*Problem statement*
Go through the listing beneath this task and return every line that carries the string "ylabel".

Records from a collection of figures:

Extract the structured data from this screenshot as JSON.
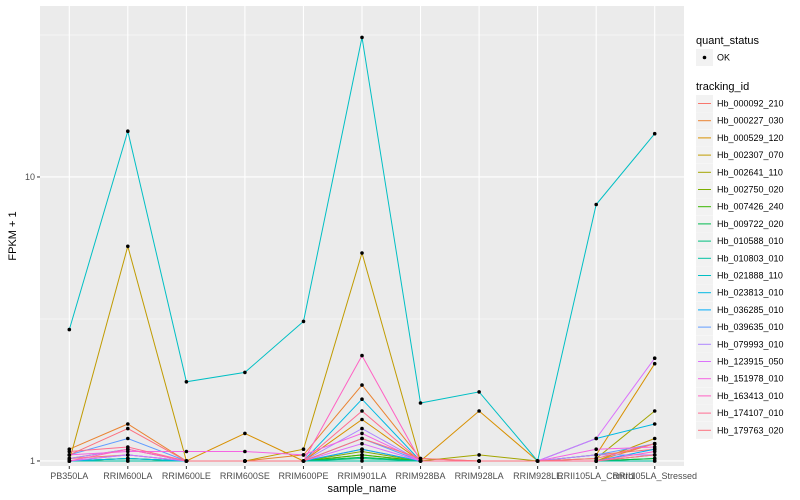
{
  "chart_data": {
    "type": "line",
    "xlabel": "sample_name",
    "ylabel": "FPKM + 1",
    "y_scale": "log",
    "ylim": [
      0.96,
      40
    ],
    "y_ticks": [
      {
        "value": 1,
        "label": "1"
      },
      {
        "value": 10,
        "label": "10"
      }
    ],
    "grid": true,
    "legend_position": "right",
    "categories": [
      "PB350LA",
      "RRIM600LA",
      "RRIM600LE",
      "RRIM600SE",
      "RRIM600PE",
      "RRIM901LA",
      "RRIM928BA",
      "RRIM928LA",
      "RRIM928LE",
      "RRII105LA_Control",
      "RRII105LA_Stressed"
    ],
    "shape_legend": {
      "title": "quant_status",
      "entries": [
        "OK"
      ]
    },
    "color_legend_title": "tracking_id",
    "series": [
      {
        "name": "Hb_000092_210",
        "color": "#F8766D",
        "values": [
          1.02,
          1.05,
          1.0,
          1.0,
          1.0,
          1.1,
          1.0,
          1.0,
          1.0,
          1.05,
          1.1
        ]
      },
      {
        "name": "Hb_000227_030",
        "color": "#EA8331",
        "values": [
          1.1,
          1.35,
          1.0,
          1.0,
          1.05,
          1.85,
          1.02,
          1.0,
          1.0,
          1.0,
          1.15
        ]
      },
      {
        "name": "Hb_000529_120",
        "color": "#D89000",
        "values": [
          1.02,
          1.1,
          1.0,
          1.25,
          1.0,
          1.4,
          1.0,
          1.5,
          1.0,
          1.05,
          2.2
        ]
      },
      {
        "name": "Hb_002307_070",
        "color": "#C09B00",
        "values": [
          1.0,
          5.7,
          1.0,
          1.0,
          1.1,
          5.4,
          1.0,
          1.0,
          1.0,
          1.0,
          1.2
        ]
      },
      {
        "name": "Hb_002641_110",
        "color": "#A3A500",
        "values": [
          1.0,
          1.02,
          1.0,
          1.0,
          1.0,
          1.05,
          1.0,
          1.05,
          1.0,
          1.02,
          1.5
        ]
      },
      {
        "name": "Hb_002750_020",
        "color": "#7CAE00",
        "values": [
          1.0,
          1.02,
          1.0,
          1.0,
          1.0,
          1.08,
          1.0,
          1.0,
          1.0,
          1.0,
          1.05
        ]
      },
      {
        "name": "Hb_007426_240",
        "color": "#39B600",
        "values": [
          1.0,
          1.0,
          1.0,
          1.0,
          1.0,
          1.05,
          1.0,
          1.0,
          1.0,
          1.0,
          1.02
        ]
      },
      {
        "name": "Hb_009722_020",
        "color": "#00BB4E",
        "values": [
          1.0,
          1.0,
          1.0,
          1.0,
          1.0,
          1.03,
          1.0,
          1.0,
          1.0,
          1.0,
          1.02
        ]
      },
      {
        "name": "Hb_010588_010",
        "color": "#00BF7D",
        "values": [
          1.0,
          1.02,
          1.0,
          1.0,
          1.0,
          1.02,
          1.0,
          1.0,
          1.0,
          1.0,
          1.0
        ]
      },
      {
        "name": "Hb_010803_010",
        "color": "#00C1A3",
        "values": [
          1.0,
          1.0,
          1.0,
          1.0,
          1.0,
          1.0,
          1.0,
          1.0,
          1.0,
          1.0,
          1.0
        ]
      },
      {
        "name": "Hb_021888_110",
        "color": "#00BFC4",
        "values": [
          2.9,
          14.5,
          1.9,
          2.05,
          3.1,
          31.0,
          1.6,
          1.75,
          1.0,
          8.0,
          14.2
        ]
      },
      {
        "name": "Hb_023813_010",
        "color": "#00B9E3",
        "values": [
          1.0,
          1.02,
          1.0,
          1.0,
          1.0,
          1.65,
          1.0,
          1.0,
          1.0,
          1.2,
          1.35
        ]
      },
      {
        "name": "Hb_036285_010",
        "color": "#00ADFA",
        "values": [
          1.0,
          1.05,
          1.0,
          1.0,
          1.0,
          1.1,
          1.0,
          1.0,
          1.0,
          1.0,
          1.1
        ]
      },
      {
        "name": "Hb_039635_010",
        "color": "#619CFF",
        "values": [
          1.05,
          1.2,
          1.0,
          1.0,
          1.0,
          1.2,
          1.0,
          1.0,
          1.0,
          1.05,
          1.15
        ]
      },
      {
        "name": "Hb_079993_010",
        "color": "#AE87FF",
        "values": [
          1.02,
          1.1,
          1.0,
          1.0,
          1.0,
          1.3,
          1.0,
          1.0,
          1.0,
          1.05,
          1.05
        ]
      },
      {
        "name": "Hb_123915_050",
        "color": "#DB72FB",
        "values": [
          1.0,
          1.05,
          1.0,
          1.0,
          1.0,
          1.15,
          1.0,
          1.0,
          1.0,
          1.2,
          2.3
        ]
      },
      {
        "name": "Hb_151978_010",
        "color": "#F564E3",
        "values": [
          1.05,
          1.08,
          1.08,
          1.08,
          1.05,
          1.25,
          1.0,
          1.0,
          1.0,
          1.1,
          1.12
        ]
      },
      {
        "name": "Hb_163413_010",
        "color": "#FF61C3",
        "values": [
          1.0,
          1.1,
          1.0,
          1.0,
          1.0,
          2.35,
          1.0,
          1.0,
          1.0,
          1.0,
          1.08
        ]
      },
      {
        "name": "Hb_174107_010",
        "color": "#FF6C91",
        "values": [
          1.08,
          1.12,
          1.0,
          1.0,
          1.0,
          1.5,
          1.0,
          1.0,
          1.0,
          1.0,
          1.05
        ]
      },
      {
        "name": "Hb_179763_020",
        "color": "#FC717F",
        "values": [
          1.05,
          1.3,
          1.0,
          1.0,
          1.0,
          1.2,
          1.02,
          1.0,
          1.0,
          1.02,
          1.15
        ]
      }
    ]
  }
}
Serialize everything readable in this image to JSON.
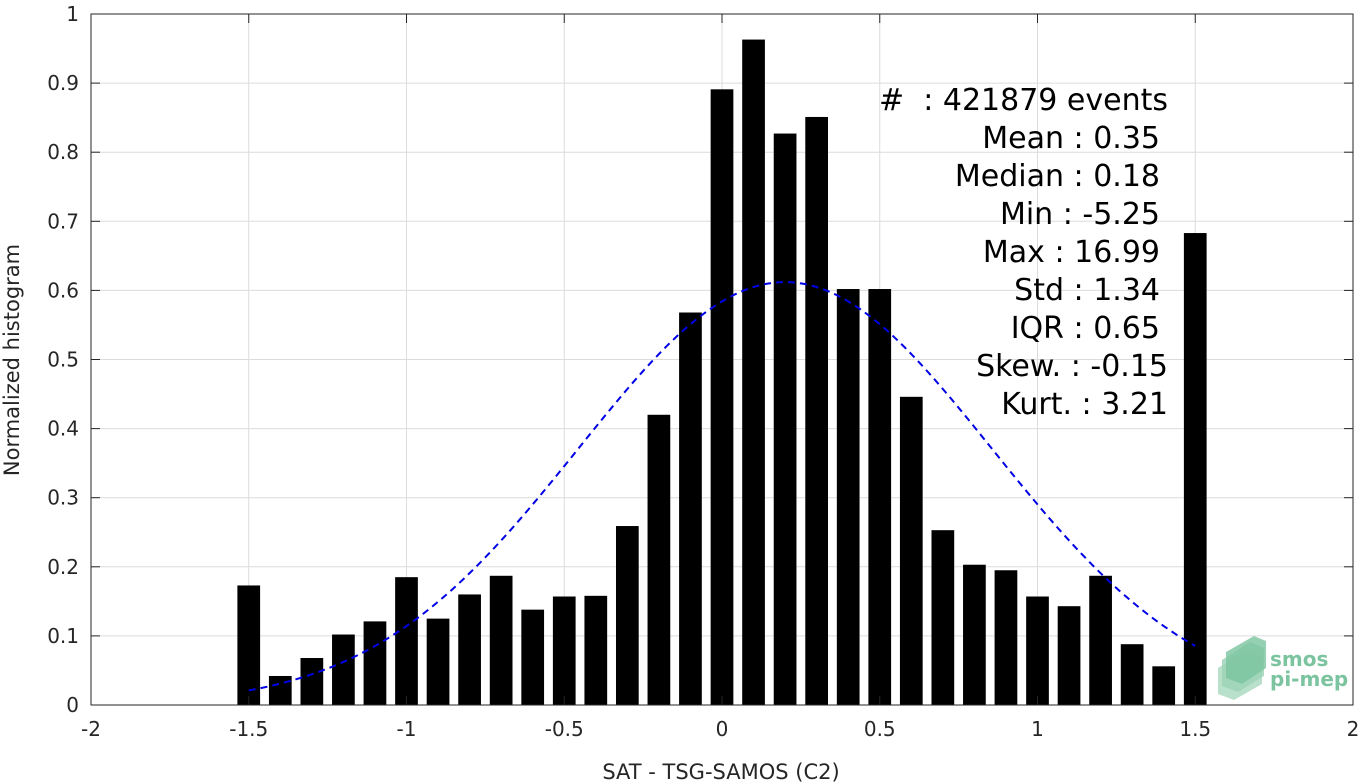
{
  "chart_data": {
    "type": "bar",
    "xlabel": "SAT - TSG-SAMOS (C2)",
    "ylabel": "Normalized histogram",
    "xlim": [
      -2,
      2
    ],
    "ylim": [
      0,
      1
    ],
    "xticks": [
      -2,
      -1.5,
      -1,
      -0.5,
      0,
      0.5,
      1,
      1.5,
      2
    ],
    "xtick_labels": [
      "-2",
      "-1.5",
      "-1",
      "-0.5",
      "0",
      "0.5",
      "1",
      "1.5",
      "2"
    ],
    "yticks": [
      0,
      0.1,
      0.2,
      0.3,
      0.4,
      0.5,
      0.6,
      0.7,
      0.8,
      0.9,
      1
    ],
    "ytick_labels": [
      "0",
      "0.1",
      "0.2",
      "0.3",
      "0.4",
      "0.5",
      "0.6",
      "0.7",
      "0.8",
      "0.9",
      "1"
    ],
    "grid": true,
    "bar_color": "#000000",
    "bins": [
      -1.5,
      -1.4,
      -1.3,
      -1.2,
      -1.1,
      -1.0,
      -0.9,
      -0.8,
      -0.7,
      -0.6,
      -0.5,
      -0.4,
      -0.3,
      -0.2,
      -0.1,
      0.0,
      0.1,
      0.2,
      0.3,
      0.4,
      0.5,
      0.6,
      0.7,
      0.8,
      0.9,
      1.0,
      1.1,
      1.2,
      1.3,
      1.4,
      1.5
    ],
    "values": [
      0.173,
      0.042,
      0.068,
      0.102,
      0.121,
      0.185,
      0.125,
      0.16,
      0.187,
      0.138,
      0.157,
      0.158,
      0.259,
      0.42,
      0.568,
      0.891,
      0.963,
      0.827,
      0.851,
      0.602,
      0.602,
      0.446,
      0.253,
      0.203,
      0.195,
      0.157,
      0.143,
      0.187,
      0.088,
      0.056,
      0.683
    ],
    "fit_curve": {
      "style": "dashed",
      "color": "#0000e6",
      "mean": 0.2,
      "std": 0.655,
      "peak": 0.612,
      "x_range": [
        -1.5,
        1.5
      ]
    },
    "stats_lines": [
      "#  : 421879 events",
      "Mean : 0.35",
      "Median : 0.18",
      "Min : -5.25",
      "Max : 16.99",
      "Std : 1.34",
      "IQR : 0.65",
      "Skew. : -0.15",
      "Kurt. : 3.21"
    ]
  },
  "logo": {
    "line1": "smos",
    "line2": "pi-mep",
    "color": "#7cc4a0"
  }
}
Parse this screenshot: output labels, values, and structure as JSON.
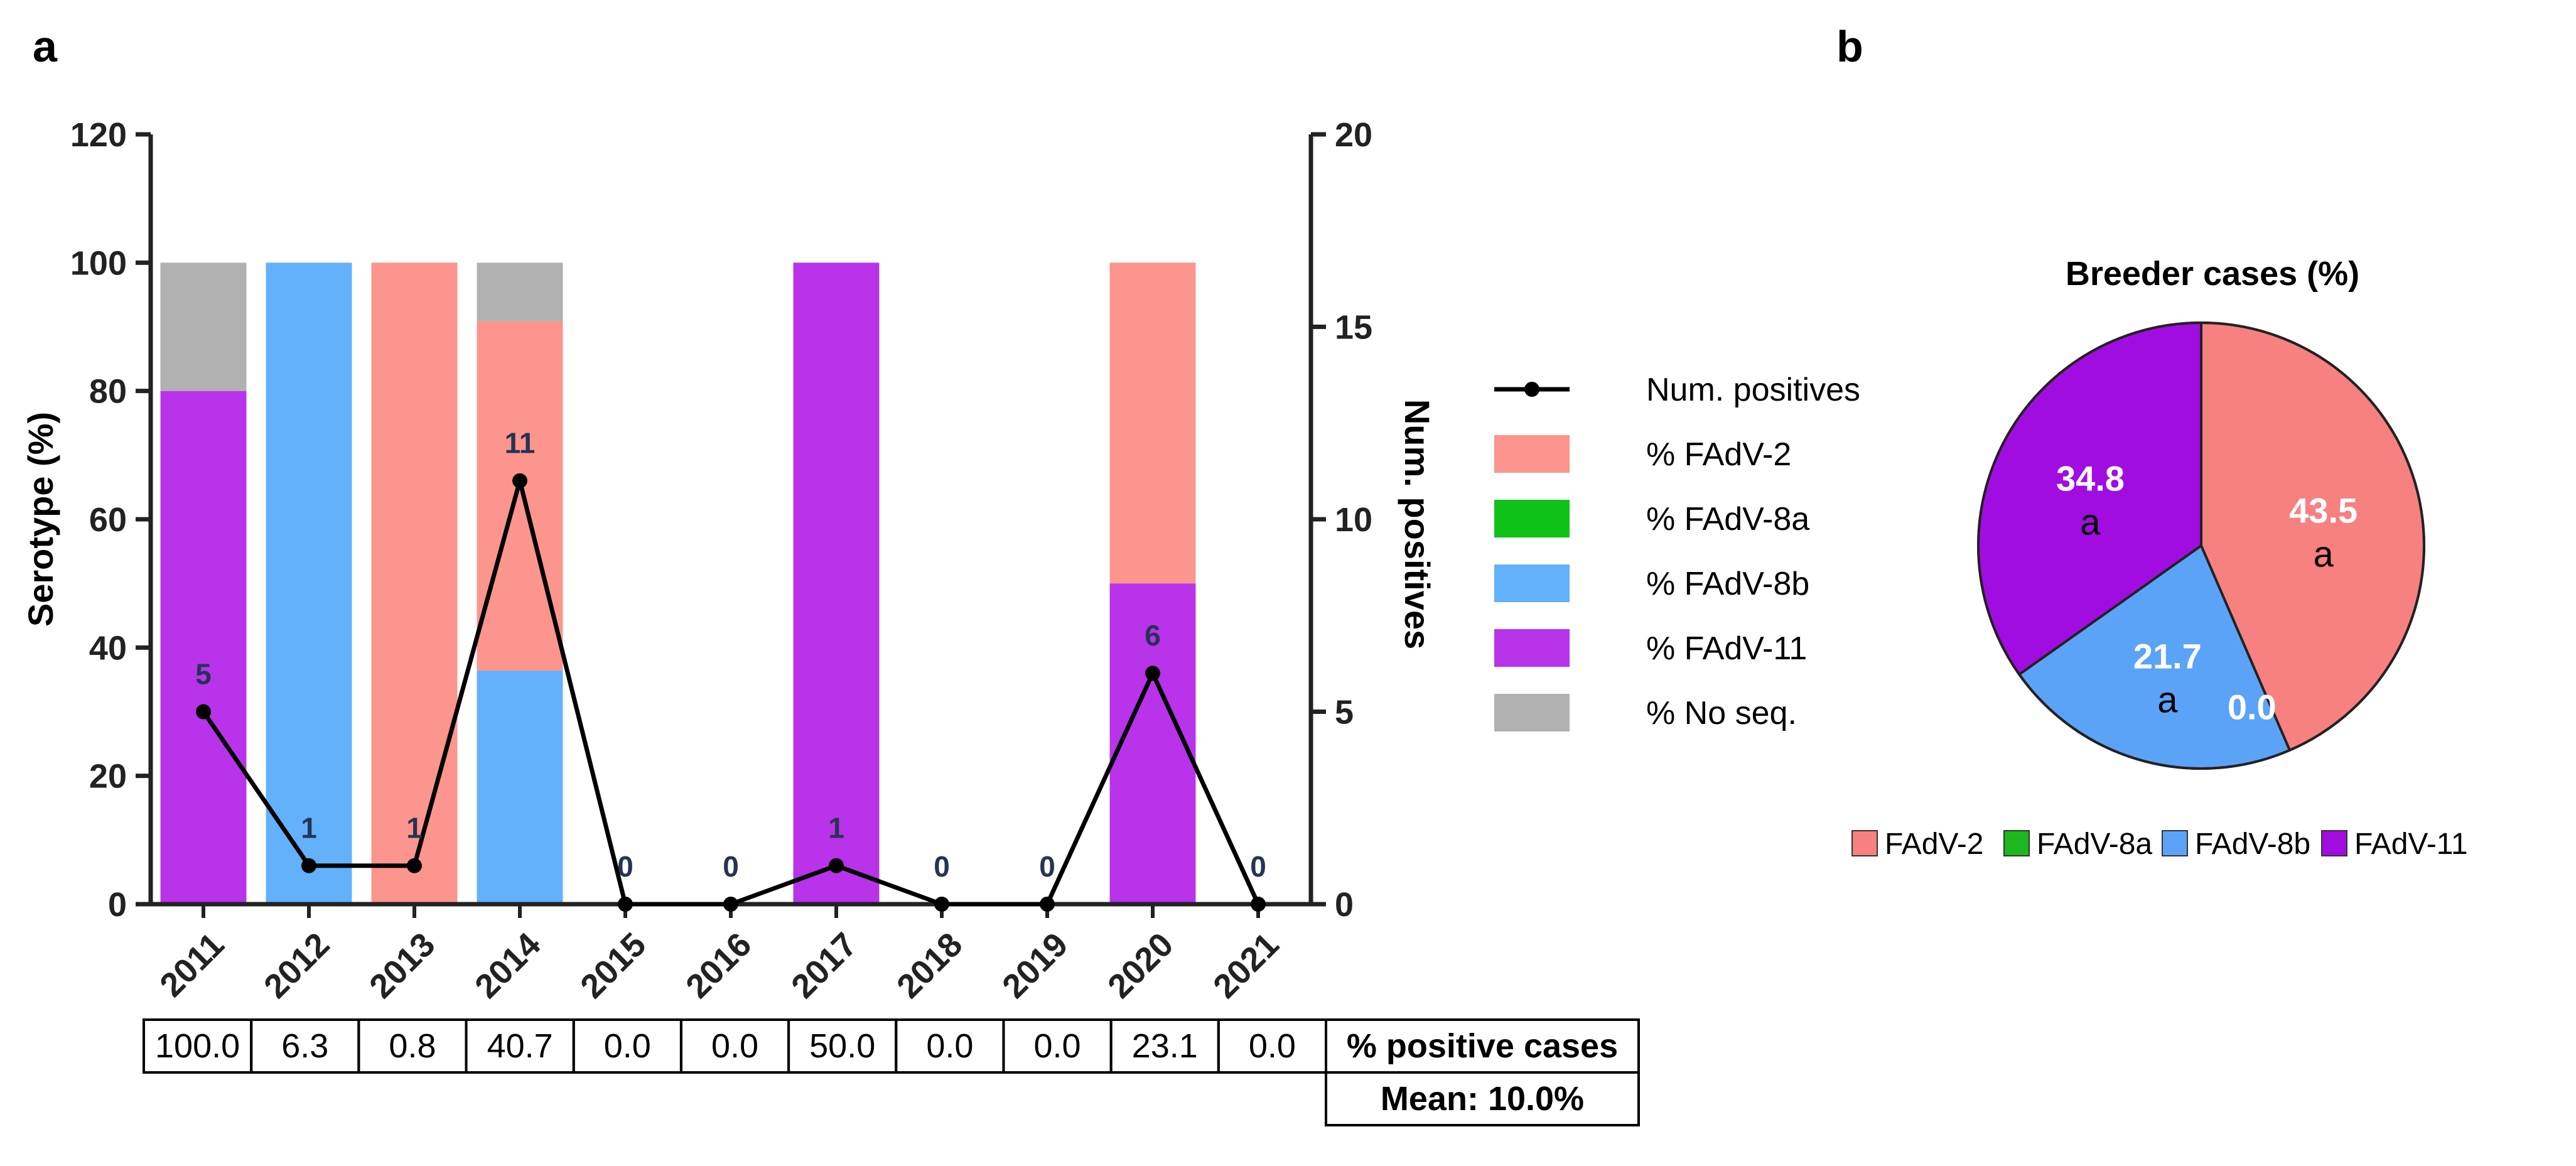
{
  "panels": {
    "a": "a",
    "b": "b"
  },
  "chart_data": [
    {
      "type": "bar",
      "stacked": true,
      "categories": [
        "2011",
        "2012",
        "2013",
        "2014",
        "2015",
        "2016",
        "2017",
        "2018",
        "2019",
        "2020",
        "2021"
      ],
      "series": [
        {
          "name": "% FAdV-11",
          "color": "#b833ea",
          "values": [
            80,
            0,
            0,
            0,
            0,
            0,
            100,
            0,
            0,
            50,
            0
          ]
        },
        {
          "name": "% FAdV-8b",
          "color": "#63b0fb",
          "values": [
            0,
            100,
            0,
            36.4,
            0,
            0,
            0,
            0,
            0,
            0,
            0
          ]
        },
        {
          "name": "% FAdV-8a",
          "color": "#0fc217",
          "values": [
            0,
            0,
            0,
            0,
            0,
            0,
            0,
            0,
            0,
            0,
            0
          ]
        },
        {
          "name": "% FAdV-2",
          "color": "#fc958d",
          "values": [
            0,
            0,
            100,
            54.5,
            0,
            0,
            0,
            0,
            0,
            50,
            0
          ]
        },
        {
          "name": "% No seq.",
          "color": "#b1b1b1",
          "values": [
            20,
            0,
            0,
            9.1,
            0,
            0,
            0,
            0,
            0,
            0,
            0
          ]
        }
      ],
      "line": {
        "name": "Num. positives",
        "color": "#000000",
        "values": [
          5,
          1,
          1,
          11,
          0,
          0,
          1,
          0,
          0,
          6,
          0
        ],
        "labels": [
          "5",
          "1",
          "1",
          "11",
          "0",
          "0",
          "1",
          "0",
          "0",
          "6",
          "0"
        ]
      },
      "ylabel": "Serotype (%)",
      "ylim": [
        0,
        120
      ],
      "yticks": [
        "0",
        "20",
        "40",
        "60",
        "80",
        "100",
        "120"
      ],
      "y2label": "Num. positives",
      "y2lim": [
        0,
        20
      ],
      "y2ticks": [
        "0",
        "5",
        "10",
        "15",
        "20"
      ],
      "legend": {
        "position": "right",
        "items": [
          {
            "name": "Num. positives",
            "kind": "line",
            "color": "#000000"
          },
          {
            "name": "% FAdV-2",
            "kind": "box",
            "color": "#fc958d"
          },
          {
            "name": "% FAdV-8a",
            "kind": "box",
            "color": "#0fc217"
          },
          {
            "name": "% FAdV-8b",
            "kind": "box",
            "color": "#63b0fb"
          },
          {
            "name": "% FAdV-11",
            "kind": "box",
            "color": "#b833ea"
          },
          {
            "name": "% No seq.",
            "kind": "box",
            "color": "#b1b1b1"
          }
        ]
      },
      "table": {
        "values": [
          "100.0",
          "6.3",
          "0.8",
          "40.7",
          "0.0",
          "0.0",
          "50.0",
          "0.0",
          "0.0",
          "23.1",
          "0.0"
        ],
        "row_label": "% positive cases",
        "mean_label": "Mean: 10.0%"
      }
    },
    {
      "type": "pie",
      "title": "Breeder cases (%)",
      "slices": [
        {
          "name": "FAdV-2",
          "value": 43.5,
          "label": "43.5",
          "sig": "a",
          "color": "#f78080"
        },
        {
          "name": "FAdV-8a",
          "value": 0.0,
          "label": "0.0",
          "sig": "",
          "color": "#1fb71f"
        },
        {
          "name": "FAdV-8b",
          "value": 21.7,
          "label": "21.7",
          "sig": "a",
          "color": "#5ba3f7"
        },
        {
          "name": "FAdV-11",
          "value": 34.8,
          "label": "34.8",
          "sig": "a",
          "color": "#a10de0"
        }
      ],
      "legend": [
        "FAdV-2",
        "FAdV-8a",
        "FAdV-8b",
        "FAdV-11"
      ]
    }
  ]
}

*Correct output*
    "ylabel": "FPKM + 1",
    "ylabel": "Normalized histogram",
      "ylabel": "Serotype (%)",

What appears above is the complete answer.